• _WHAT IS ASKED_
Output the records. Match them exactly.

• _EXERCISE INPUTS_
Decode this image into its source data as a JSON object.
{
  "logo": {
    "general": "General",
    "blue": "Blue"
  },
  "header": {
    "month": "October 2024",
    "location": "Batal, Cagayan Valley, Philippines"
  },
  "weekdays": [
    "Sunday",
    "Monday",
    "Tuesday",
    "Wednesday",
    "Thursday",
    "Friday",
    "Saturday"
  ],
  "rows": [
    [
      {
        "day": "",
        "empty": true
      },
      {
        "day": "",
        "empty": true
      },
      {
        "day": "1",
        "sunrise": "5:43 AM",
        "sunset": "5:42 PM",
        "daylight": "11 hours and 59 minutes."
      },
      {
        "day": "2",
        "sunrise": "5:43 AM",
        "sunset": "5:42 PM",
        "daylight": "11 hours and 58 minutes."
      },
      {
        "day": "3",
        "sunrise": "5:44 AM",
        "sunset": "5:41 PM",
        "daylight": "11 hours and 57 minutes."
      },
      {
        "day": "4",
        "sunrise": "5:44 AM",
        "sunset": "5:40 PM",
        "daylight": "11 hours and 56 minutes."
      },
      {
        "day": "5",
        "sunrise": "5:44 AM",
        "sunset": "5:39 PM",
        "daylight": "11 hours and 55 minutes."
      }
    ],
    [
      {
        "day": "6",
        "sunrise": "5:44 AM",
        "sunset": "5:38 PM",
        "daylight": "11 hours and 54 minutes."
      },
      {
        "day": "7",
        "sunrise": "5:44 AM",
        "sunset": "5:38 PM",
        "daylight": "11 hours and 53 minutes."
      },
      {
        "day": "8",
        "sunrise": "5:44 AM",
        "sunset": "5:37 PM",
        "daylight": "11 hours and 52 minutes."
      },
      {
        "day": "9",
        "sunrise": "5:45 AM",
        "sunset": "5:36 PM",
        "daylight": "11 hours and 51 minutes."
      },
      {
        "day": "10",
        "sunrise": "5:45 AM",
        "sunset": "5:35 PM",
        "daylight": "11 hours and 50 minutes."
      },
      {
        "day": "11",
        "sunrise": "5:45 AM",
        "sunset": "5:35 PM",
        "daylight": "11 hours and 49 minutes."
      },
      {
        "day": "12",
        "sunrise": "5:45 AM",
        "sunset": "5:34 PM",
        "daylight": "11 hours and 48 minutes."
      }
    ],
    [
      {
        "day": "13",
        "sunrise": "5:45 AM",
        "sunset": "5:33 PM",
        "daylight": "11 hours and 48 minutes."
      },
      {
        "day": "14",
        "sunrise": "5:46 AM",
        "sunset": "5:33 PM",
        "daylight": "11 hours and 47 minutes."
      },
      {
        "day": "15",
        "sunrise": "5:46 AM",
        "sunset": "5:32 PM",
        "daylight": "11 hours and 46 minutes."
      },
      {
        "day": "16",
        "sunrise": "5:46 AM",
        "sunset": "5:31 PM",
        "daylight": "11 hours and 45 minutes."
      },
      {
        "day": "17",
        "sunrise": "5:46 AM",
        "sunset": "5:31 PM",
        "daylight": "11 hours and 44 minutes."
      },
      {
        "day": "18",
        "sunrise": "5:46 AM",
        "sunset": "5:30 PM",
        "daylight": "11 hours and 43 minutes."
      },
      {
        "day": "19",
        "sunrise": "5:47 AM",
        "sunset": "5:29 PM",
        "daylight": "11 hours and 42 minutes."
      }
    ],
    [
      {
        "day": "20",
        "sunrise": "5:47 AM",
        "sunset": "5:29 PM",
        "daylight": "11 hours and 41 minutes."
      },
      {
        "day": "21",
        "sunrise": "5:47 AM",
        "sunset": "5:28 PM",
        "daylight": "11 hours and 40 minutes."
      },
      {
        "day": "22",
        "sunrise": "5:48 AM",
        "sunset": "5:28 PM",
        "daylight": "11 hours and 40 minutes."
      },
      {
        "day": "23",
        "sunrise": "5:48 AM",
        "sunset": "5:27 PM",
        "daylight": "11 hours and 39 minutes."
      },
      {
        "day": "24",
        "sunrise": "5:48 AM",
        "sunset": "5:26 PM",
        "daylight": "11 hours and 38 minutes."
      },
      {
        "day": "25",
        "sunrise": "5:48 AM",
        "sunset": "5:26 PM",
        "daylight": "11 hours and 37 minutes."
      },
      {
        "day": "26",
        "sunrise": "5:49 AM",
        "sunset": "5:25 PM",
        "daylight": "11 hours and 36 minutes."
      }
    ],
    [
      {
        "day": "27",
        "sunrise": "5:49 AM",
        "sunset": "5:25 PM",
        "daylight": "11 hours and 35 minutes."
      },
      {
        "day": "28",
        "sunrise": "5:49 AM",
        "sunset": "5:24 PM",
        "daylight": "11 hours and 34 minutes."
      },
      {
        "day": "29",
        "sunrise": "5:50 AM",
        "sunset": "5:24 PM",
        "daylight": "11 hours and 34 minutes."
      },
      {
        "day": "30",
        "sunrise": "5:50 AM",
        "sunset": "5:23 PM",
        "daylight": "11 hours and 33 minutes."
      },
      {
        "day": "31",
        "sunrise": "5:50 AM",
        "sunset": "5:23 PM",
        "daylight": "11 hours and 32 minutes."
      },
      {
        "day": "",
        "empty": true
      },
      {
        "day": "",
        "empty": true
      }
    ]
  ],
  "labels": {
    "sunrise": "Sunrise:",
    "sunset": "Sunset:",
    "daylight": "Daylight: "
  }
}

• _RESPONSE_
Decode this image into its source data as a JSON object.
{
  "logo": {
    "general": "General",
    "blue": "Blue"
  },
  "header": {
    "month": "October 2024",
    "location": "Batal, Cagayan Valley, Philippines"
  },
  "weekdays": [
    "Sunday",
    "Monday",
    "Tuesday",
    "Wednesday",
    "Thursday",
    "Friday",
    "Saturday"
  ],
  "rows": [
    [
      {
        "day": "",
        "empty": true
      },
      {
        "day": "",
        "empty": true
      },
      {
        "day": "1",
        "sunrise": "5:43 AM",
        "sunset": "5:42 PM",
        "daylight": "11 hours and 59 minutes."
      },
      {
        "day": "2",
        "sunrise": "5:43 AM",
        "sunset": "5:42 PM",
        "daylight": "11 hours and 58 minutes."
      },
      {
        "day": "3",
        "sunrise": "5:44 AM",
        "sunset": "5:41 PM",
        "daylight": "11 hours and 57 minutes."
      },
      {
        "day": "4",
        "sunrise": "5:44 AM",
        "sunset": "5:40 PM",
        "daylight": "11 hours and 56 minutes."
      },
      {
        "day": "5",
        "sunrise": "5:44 AM",
        "sunset": "5:39 PM",
        "daylight": "11 hours and 55 minutes."
      }
    ],
    [
      {
        "day": "6",
        "sunrise": "5:44 AM",
        "sunset": "5:38 PM",
        "daylight": "11 hours and 54 minutes."
      },
      {
        "day": "7",
        "sunrise": "5:44 AM",
        "sunset": "5:38 PM",
        "daylight": "11 hours and 53 minutes."
      },
      {
        "day": "8",
        "sunrise": "5:44 AM",
        "sunset": "5:37 PM",
        "daylight": "11 hours and 52 minutes."
      },
      {
        "day": "9",
        "sunrise": "5:45 AM",
        "sunset": "5:36 PM",
        "daylight": "11 hours and 51 minutes."
      },
      {
        "day": "10",
        "sunrise": "5:45 AM",
        "sunset": "5:35 PM",
        "daylight": "11 hours and 50 minutes."
      },
      {
        "day": "11",
        "sunrise": "5:45 AM",
        "sunset": "5:35 PM",
        "daylight": "11 hours and 49 minutes."
      },
      {
        "day": "12",
        "sunrise": "5:45 AM",
        "sunset": "5:34 PM",
        "daylight": "11 hours and 48 minutes."
      }
    ],
    [
      {
        "day": "13",
        "sunrise": "5:45 AM",
        "sunset": "5:33 PM",
        "daylight": "11 hours and 48 minutes."
      },
      {
        "day": "14",
        "sunrise": "5:46 AM",
        "sunset": "5:33 PM",
        "daylight": "11 hours and 47 minutes."
      },
      {
        "day": "15",
        "sunrise": "5:46 AM",
        "sunset": "5:32 PM",
        "daylight": "11 hours and 46 minutes."
      },
      {
        "day": "16",
        "sunrise": "5:46 AM",
        "sunset": "5:31 PM",
        "daylight": "11 hours and 45 minutes."
      },
      {
        "day": "17",
        "sunrise": "5:46 AM",
        "sunset": "5:31 PM",
        "daylight": "11 hours and 44 minutes."
      },
      {
        "day": "18",
        "sunrise": "5:46 AM",
        "sunset": "5:30 PM",
        "daylight": "11 hours and 43 minutes."
      },
      {
        "day": "19",
        "sunrise": "5:47 AM",
        "sunset": "5:29 PM",
        "daylight": "11 hours and 42 minutes."
      }
    ],
    [
      {
        "day": "20",
        "sunrise": "5:47 AM",
        "sunset": "5:29 PM",
        "daylight": "11 hours and 41 minutes."
      },
      {
        "day": "21",
        "sunrise": "5:47 AM",
        "sunset": "5:28 PM",
        "daylight": "11 hours and 40 minutes."
      },
      {
        "day": "22",
        "sunrise": "5:48 AM",
        "sunset": "5:28 PM",
        "daylight": "11 hours and 40 minutes."
      },
      {
        "day": "23",
        "sunrise": "5:48 AM",
        "sunset": "5:27 PM",
        "daylight": "11 hours and 39 minutes."
      },
      {
        "day": "24",
        "sunrise": "5:48 AM",
        "sunset": "5:26 PM",
        "daylight": "11 hours and 38 minutes."
      },
      {
        "day": "25",
        "sunrise": "5:48 AM",
        "sunset": "5:26 PM",
        "daylight": "11 hours and 37 minutes."
      },
      {
        "day": "26",
        "sunrise": "5:49 AM",
        "sunset": "5:25 PM",
        "daylight": "11 hours and 36 minutes."
      }
    ],
    [
      {
        "day": "27",
        "sunrise": "5:49 AM",
        "sunset": "5:25 PM",
        "daylight": "11 hours and 35 minutes."
      },
      {
        "day": "28",
        "sunrise": "5:49 AM",
        "sunset": "5:24 PM",
        "daylight": "11 hours and 34 minutes."
      },
      {
        "day": "29",
        "sunrise": "5:50 AM",
        "sunset": "5:24 PM",
        "daylight": "11 hours and 34 minutes."
      },
      {
        "day": "30",
        "sunrise": "5:50 AM",
        "sunset": "5:23 PM",
        "daylight": "11 hours and 33 minutes."
      },
      {
        "day": "31",
        "sunrise": "5:50 AM",
        "sunset": "5:23 PM",
        "daylight": "11 hours and 32 minutes."
      },
      {
        "day": "",
        "empty": true
      },
      {
        "day": "",
        "empty": true
      }
    ]
  ],
  "labels": {
    "sunrise": "Sunrise:",
    "sunset": "Sunset:",
    "daylight": "Daylight: "
  }
}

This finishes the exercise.